Copy out all lines that carry the word "this".

Collected data entries:
--

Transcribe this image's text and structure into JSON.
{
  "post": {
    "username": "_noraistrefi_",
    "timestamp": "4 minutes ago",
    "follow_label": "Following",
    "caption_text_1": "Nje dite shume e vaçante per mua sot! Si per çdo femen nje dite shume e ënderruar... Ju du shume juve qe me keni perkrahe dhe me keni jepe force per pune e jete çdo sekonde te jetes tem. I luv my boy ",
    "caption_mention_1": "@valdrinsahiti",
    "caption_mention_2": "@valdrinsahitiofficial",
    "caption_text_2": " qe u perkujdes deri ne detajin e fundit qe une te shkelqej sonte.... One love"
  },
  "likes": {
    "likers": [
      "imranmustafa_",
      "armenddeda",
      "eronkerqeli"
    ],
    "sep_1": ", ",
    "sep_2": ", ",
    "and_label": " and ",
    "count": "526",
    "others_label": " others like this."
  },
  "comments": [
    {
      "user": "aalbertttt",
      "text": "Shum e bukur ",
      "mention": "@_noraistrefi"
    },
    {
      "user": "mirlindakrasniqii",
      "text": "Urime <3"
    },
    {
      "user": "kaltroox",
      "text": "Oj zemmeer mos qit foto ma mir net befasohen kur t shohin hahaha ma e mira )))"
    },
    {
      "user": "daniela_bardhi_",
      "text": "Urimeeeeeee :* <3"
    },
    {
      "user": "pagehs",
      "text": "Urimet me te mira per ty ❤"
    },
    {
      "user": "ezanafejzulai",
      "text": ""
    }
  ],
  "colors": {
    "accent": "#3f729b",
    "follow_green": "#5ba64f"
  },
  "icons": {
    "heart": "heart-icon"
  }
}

--

• _CORRECT ANSWER_
Transcribe this image's text and structure into JSON.
    "others_label": " others like this."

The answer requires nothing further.